#### [Document section]
-- -- --

Is there such a thing as an ergonomic light touch keyboard?

14th October 2014  •  2 comments  •  Posted in Ergonomics, Mobility issues, RSI

I frequently get asked by customers with Repetitive Strain Injury for a “light touch” keyboard.  Generally people with RSI start experiencing pains in their wrists or knuckles and feel that if only they didn’t have to press their keyboards quite so hard, it would help.

There are a number of factors to consider here:

  1. Virtually all keyboards have a certain amount of resistance in the keys.  Without that resistance the keys would just stay down and not return.  The “actuating pressure” can be measured (although it is quite difficult) and it would be nice if we had such figures available based on a standardised measurement technique for all keyboards.
    Unfortunately, since there are no internationally recognised standards for measuring actuating force, any figures quoted by manufacturers would probably be inconsistent and hence highly suspect.
  2. Even if a keyboard had what could be classed as a “light touch”, if you were to press too hard or over-type (especially as you would then effectively be pressing against a hard surface) then the jarring effect on the lower arm would not help someone with a lower arm, wrist or knuckle problem.
  3. Even if there were such a thing as keys with no resistance whatsoever such as the buttons on a microwave oven or in an optical keyboard where letters are typed by breaking a beam of light, they would probably not help a wrist condition, again because of the jarring effect.
  4. The amount of “travel” or transverse motion required to activate a key is also significant factor.  If you have aching knuckles, no matter how light the touch, having to move your fingers a lot might not be a good idea.

So our ideal “light touch” keyboard would have a low resistance or actuating pressure (or as low as possible), very little transverse motion and probably a cushioned landing. Unfortunately we are not aware of any keyboard on the market that satisfies all of these conditions.

membrane keyboard                   Scissor_switch_mechanism_svg

Dome switch mechanism           Scissor switch mechanism

Of the multiple technologies used in the manufacture of keyboards (there are more than 10), there are probably just two technologies that are used for over 99% of all computer keyboards; they all tend to be membrane based, utilising either a dome switch or a scissor switch.  Dome switch keyboards are the most common and rely on a rubber or silicon dome shaped over a small micro-switch.  This mechanism has the advantage of being relatively cheap to manufacture and the rubber dome provides a certain amount of cushioning, which is good for RSI and any lower arm disorders.

-- -- --

#### [Dataset excerpt]

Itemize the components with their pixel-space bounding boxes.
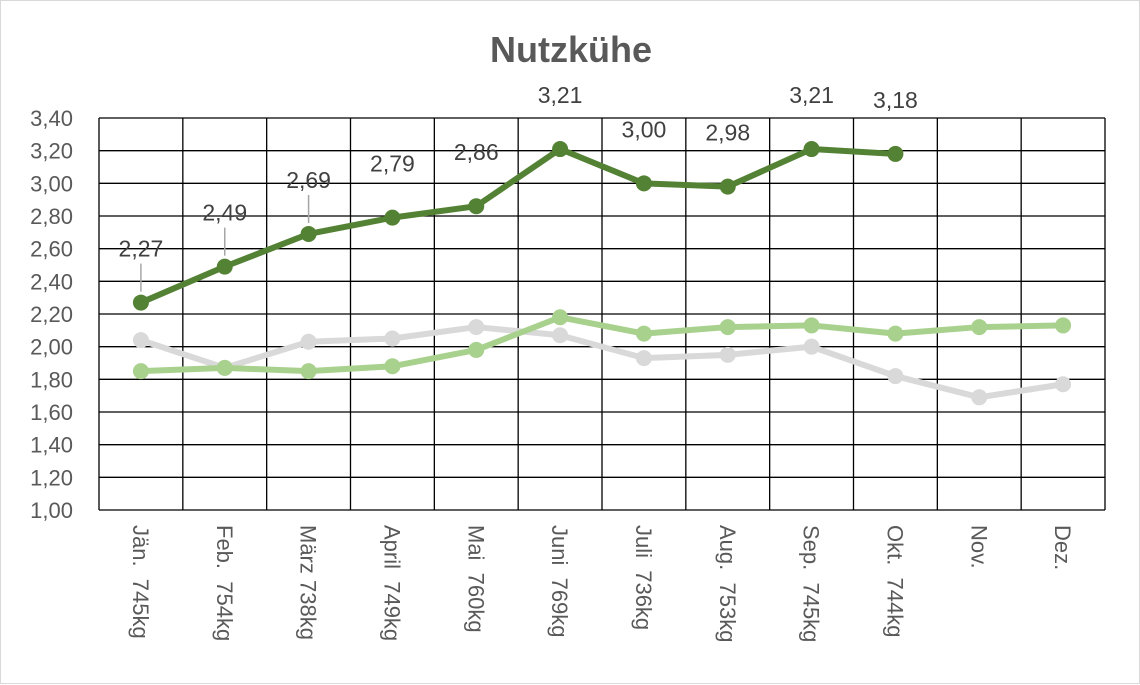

-- -- --

#### [Short problem 1]
In the keyboard article, what do dome switch keyboards rely on?
#### [Short problem 2]
Resume the keyboard article from its final sentence onward.

#### [Task output 1]
A rubber or silicon dome shaped over a small micro-switch.

#### [Task output 2]
Scissor-switch keyboards tend to be common in laptops and other portable keyboards. Usually they still utilise rubber domes, but a special plastic ‘scissors’ mechanism links the keycap to a plunger that depresses the rubber dome with a much shorter travel than the typical rubber dome keyboard.  It is this smaller, shallower footprint that makes scissor-switches popular on laptops and other portable keyboards.

Well. that’s part of the story.  What if you have aching wrists or any other aches in the lower arm?  Which type of keyboard should you use?

From our research we find that customers seem to gravitate towards four different types of keyboards:

  • Accuratus 301 Light Touch keyboardac301_1
    Although this keyboard has a membrane mechanism, it has a very low profile and requires very little finger movement.  In addition the keys are well cushioned.
  • Accuratus 500 series keyboard – K82A, K82B or K82Da500-k82b_1
    With its light touch scissor mechanism, this keyboard comes in 3 versions; with no integral mouse, with an integral touchpad or with an integral trackball.  3 different styles of keyboard but all with the same “feel” to them.
  • Flexible Soft Touch Rubber Keyboardflexible_keyboard_1
    A keyboard with a very light touch and little transverse motion.  It has the additional advantage of being virtually indestructible in that it can be rolled up and put in a handbag or case, is impervious to water and is pretty tough.  On the downside some people find it a bit “squelchy to the touch.
  • Kinesis Freestyle 2kinesis_vip3_1
    A lot of studies indicate that “split keyboards” are very good for aching wrists and other problems associated with RSI wrist conditions.  With these keyboards the left hand and right hand sides are separated by a gap and the two halves can be turned slightly to form a tent shape, so that you are typing in what is called the “handshake” position.  This nearly always feels more comfortable but would only be suitable for a touch typist, not your typical “hunt and peck” typist who uses just one or two fingers.
    The Kinesis keyboard is a split keyboard and has quite a soft touch, the angle of split being dependent on which Accessory kit you buy.

So which is there such a thing a an ergonomic light touch keyboard?

It is all very subjective, and what is comfortable for one person may feel very uncomfortable for another.  In our view there is no one-type-fits-all keyboard and unfortunately there is nothing to beat trying out the keyboard that you want to buy beforehand.

2 responses to “Is there such a thing as an ergonomic light touch keyboard?”

  1. Thanks for the list of four keyboards.

    What are the travel distance, operation point, actuation force, and force to bottom out of each of these keyboards?

    Ideally I’d love to see a travel vs force plot.

  2. Martin Blaine says:

    It’s really quite absurd. As far as I know, there is no keyboard you can buy for any amount of money with a “light touch.” I’ve been using the Kinesis Freestyle 2 with the wrist rests and tilt thingees for about five years. It’s a great keyboard. The best I’ve ever used. But it will still wear your forearm muscles down if you try typing eight or ten hours a day regularly.

    Obviously, anyone interested in ergonomics is going to use a split, or one-piece angled keyboard. Otherwise you’re just typing in handcuffs. But that is only half the solution. For some reason, no one who designs “ergonomic” keyboards takes into consideration the pressure needed to actuate the keys. I spent a long time looking and eventually gave up the quest. You’d have to build it yourself.